-- Start Records shown --

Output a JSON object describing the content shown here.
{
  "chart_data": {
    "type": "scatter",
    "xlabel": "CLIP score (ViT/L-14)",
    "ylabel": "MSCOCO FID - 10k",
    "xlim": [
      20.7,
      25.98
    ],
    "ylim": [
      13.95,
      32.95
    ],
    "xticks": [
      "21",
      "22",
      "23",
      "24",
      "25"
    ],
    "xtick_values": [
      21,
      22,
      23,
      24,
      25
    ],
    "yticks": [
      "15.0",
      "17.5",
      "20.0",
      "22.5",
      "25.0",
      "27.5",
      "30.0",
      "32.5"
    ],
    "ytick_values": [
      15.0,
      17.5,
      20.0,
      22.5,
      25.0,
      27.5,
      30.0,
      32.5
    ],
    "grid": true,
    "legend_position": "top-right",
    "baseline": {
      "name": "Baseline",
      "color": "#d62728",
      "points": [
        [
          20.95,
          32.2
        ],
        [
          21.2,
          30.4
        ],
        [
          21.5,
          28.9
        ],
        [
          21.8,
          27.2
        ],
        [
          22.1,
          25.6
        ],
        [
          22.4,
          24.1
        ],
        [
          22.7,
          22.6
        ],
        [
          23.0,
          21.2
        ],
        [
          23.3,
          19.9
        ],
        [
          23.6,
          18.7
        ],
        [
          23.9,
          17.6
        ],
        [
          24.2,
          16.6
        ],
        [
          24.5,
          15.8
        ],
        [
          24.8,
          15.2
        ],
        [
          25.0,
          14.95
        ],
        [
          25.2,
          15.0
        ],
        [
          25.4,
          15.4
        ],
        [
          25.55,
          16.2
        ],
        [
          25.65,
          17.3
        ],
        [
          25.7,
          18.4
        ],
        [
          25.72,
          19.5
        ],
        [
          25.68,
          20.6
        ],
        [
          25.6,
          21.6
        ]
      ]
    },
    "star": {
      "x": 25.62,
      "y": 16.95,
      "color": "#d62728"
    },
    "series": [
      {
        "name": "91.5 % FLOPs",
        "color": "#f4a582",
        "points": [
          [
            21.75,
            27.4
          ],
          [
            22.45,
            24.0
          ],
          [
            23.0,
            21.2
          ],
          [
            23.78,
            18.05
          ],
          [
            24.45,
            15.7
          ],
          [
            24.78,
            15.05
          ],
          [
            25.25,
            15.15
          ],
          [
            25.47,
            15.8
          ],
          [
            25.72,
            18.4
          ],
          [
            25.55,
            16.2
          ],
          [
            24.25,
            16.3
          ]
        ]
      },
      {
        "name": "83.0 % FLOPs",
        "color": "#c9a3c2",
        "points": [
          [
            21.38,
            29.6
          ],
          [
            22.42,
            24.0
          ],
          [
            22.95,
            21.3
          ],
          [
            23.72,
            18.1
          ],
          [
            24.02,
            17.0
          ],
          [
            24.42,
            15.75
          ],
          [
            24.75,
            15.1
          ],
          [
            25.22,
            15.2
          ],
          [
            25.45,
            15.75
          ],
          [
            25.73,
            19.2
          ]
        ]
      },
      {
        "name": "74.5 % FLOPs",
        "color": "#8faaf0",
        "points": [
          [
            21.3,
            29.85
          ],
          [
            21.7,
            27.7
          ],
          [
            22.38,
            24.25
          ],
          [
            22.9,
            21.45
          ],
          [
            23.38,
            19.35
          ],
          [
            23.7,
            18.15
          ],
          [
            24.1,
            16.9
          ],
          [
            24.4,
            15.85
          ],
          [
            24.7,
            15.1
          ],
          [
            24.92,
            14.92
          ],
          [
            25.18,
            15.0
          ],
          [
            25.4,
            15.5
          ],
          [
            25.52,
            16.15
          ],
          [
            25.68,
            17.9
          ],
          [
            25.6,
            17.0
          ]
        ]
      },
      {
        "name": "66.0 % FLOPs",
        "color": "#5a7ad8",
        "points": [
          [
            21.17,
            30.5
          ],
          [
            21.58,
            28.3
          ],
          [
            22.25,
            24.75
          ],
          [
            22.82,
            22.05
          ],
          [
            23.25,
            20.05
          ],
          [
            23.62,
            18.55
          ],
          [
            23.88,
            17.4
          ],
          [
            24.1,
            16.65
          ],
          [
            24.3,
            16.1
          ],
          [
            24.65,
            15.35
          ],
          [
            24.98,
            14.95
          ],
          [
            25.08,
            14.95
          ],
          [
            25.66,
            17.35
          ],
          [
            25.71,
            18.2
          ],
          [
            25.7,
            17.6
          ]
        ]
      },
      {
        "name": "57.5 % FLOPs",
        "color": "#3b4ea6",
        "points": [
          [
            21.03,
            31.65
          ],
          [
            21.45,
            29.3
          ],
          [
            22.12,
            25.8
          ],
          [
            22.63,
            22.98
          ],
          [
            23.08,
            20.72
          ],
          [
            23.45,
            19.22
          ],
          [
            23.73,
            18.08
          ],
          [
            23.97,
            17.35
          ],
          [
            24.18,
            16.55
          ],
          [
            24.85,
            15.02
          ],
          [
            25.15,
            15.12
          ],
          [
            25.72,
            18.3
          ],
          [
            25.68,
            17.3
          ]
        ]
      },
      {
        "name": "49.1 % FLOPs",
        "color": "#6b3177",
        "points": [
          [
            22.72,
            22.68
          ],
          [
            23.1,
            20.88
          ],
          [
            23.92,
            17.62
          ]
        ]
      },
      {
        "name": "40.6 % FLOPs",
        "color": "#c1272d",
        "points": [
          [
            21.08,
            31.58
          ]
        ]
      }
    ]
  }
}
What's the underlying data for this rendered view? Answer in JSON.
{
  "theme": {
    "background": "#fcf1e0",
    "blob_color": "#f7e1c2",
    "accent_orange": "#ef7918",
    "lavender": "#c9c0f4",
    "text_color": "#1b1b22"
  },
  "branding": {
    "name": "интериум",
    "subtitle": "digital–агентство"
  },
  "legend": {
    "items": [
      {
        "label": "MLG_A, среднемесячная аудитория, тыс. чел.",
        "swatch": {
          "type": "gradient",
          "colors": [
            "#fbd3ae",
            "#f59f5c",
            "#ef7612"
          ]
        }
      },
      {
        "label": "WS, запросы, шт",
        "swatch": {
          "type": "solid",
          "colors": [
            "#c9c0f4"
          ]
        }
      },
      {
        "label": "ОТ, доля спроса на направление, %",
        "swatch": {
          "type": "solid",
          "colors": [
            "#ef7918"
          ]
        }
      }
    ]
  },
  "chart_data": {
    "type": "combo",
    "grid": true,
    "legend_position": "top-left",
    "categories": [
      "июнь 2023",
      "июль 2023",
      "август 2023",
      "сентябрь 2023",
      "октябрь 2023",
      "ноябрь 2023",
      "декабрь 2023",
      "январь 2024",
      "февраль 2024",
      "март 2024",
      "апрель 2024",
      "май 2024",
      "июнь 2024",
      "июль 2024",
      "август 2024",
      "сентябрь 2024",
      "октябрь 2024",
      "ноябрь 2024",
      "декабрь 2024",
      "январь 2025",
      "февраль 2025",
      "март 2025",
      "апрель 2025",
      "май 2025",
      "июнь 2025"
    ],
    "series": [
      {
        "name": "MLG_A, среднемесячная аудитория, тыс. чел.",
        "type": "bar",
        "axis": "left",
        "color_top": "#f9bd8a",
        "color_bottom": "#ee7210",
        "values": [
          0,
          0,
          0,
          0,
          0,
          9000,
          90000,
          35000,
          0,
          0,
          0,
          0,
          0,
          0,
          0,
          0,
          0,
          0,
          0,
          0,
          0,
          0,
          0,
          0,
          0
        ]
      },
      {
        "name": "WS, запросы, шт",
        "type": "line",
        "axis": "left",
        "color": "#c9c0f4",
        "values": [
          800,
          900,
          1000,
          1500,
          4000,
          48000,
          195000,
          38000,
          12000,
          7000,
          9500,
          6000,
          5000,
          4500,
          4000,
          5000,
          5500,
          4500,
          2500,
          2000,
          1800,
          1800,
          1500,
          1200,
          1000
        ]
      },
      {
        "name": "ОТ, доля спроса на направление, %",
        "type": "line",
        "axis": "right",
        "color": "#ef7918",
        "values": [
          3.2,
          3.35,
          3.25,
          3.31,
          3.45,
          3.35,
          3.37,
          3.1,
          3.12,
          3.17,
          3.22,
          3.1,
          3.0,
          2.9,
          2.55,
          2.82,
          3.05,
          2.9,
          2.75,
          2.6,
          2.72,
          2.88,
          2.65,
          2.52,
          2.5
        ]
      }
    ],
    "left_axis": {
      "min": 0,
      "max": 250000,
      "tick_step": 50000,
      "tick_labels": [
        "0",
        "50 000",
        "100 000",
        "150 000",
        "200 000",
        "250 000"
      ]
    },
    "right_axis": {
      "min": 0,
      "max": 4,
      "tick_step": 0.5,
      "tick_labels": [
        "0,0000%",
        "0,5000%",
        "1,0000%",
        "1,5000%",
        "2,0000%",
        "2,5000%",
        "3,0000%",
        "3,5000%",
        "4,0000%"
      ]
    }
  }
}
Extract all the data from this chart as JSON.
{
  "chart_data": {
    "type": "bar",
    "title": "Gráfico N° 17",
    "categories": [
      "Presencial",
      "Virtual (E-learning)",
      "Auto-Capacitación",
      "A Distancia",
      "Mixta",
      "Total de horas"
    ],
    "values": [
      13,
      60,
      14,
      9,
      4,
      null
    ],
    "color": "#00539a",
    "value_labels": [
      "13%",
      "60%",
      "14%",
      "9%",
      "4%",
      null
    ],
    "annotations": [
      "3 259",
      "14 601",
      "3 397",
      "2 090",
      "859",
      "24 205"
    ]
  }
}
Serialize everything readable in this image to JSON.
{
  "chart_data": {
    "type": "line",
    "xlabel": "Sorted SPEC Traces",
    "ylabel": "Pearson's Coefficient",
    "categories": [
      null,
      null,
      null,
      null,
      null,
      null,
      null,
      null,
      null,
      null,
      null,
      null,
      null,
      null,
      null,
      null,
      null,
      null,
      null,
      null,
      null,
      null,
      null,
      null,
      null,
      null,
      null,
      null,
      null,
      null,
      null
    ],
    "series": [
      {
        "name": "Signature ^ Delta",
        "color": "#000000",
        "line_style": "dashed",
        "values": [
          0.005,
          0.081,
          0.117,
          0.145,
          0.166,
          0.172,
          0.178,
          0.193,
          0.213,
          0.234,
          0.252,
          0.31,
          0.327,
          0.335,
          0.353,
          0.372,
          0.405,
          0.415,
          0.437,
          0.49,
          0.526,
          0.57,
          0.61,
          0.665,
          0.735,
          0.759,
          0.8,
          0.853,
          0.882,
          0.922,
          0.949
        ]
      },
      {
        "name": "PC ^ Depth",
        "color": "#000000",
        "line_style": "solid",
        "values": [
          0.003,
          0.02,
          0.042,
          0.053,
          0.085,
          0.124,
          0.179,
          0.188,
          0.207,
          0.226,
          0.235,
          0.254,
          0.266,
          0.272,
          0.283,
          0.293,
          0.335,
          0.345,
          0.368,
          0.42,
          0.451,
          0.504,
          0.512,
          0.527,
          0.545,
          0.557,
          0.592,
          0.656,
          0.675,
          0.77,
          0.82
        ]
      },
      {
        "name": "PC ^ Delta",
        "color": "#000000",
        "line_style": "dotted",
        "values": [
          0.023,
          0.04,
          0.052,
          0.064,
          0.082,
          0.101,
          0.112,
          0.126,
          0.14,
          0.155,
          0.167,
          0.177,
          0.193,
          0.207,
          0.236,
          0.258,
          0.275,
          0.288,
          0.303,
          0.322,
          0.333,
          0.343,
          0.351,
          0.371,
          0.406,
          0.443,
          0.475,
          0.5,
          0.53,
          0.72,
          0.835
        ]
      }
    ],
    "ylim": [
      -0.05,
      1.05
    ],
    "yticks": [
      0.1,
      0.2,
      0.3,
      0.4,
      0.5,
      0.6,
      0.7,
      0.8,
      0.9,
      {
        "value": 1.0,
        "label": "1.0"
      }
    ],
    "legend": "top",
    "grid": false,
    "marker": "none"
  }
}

-- End Records shown --

Stated task:
Using the entries above, state how many lines include the word "направление", with no other words.

Expected answer:
2